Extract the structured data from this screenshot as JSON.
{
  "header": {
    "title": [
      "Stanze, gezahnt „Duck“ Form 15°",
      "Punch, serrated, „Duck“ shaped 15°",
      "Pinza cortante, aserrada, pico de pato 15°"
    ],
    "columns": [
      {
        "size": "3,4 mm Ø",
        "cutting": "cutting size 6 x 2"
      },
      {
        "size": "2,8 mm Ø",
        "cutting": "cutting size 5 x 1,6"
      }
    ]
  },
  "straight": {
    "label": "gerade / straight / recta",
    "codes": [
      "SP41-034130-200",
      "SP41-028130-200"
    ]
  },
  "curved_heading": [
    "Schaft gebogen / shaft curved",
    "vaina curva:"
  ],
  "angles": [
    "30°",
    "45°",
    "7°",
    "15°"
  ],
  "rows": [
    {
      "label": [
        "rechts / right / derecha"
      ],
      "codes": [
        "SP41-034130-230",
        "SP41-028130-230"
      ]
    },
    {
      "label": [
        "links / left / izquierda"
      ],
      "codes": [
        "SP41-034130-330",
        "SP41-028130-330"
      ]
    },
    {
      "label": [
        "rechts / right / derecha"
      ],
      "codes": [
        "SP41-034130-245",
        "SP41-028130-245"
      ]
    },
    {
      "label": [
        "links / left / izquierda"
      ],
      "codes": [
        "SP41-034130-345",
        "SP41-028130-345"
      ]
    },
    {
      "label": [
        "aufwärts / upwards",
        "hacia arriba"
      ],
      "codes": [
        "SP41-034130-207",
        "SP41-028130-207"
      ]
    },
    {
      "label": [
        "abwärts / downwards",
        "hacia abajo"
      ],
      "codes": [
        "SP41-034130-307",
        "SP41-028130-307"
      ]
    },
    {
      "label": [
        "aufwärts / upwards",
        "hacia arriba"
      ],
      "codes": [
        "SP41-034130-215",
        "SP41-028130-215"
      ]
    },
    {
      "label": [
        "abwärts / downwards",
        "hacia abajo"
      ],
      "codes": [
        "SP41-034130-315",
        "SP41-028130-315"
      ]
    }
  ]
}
==========
Where a line in the entries holds the word "Duck", copy that line.

> _Output of the exercise_:
      "Stanze, gezahnt „Duck“ Form 15°",
      "Punch, serrated, „Duck“ shaped 15°",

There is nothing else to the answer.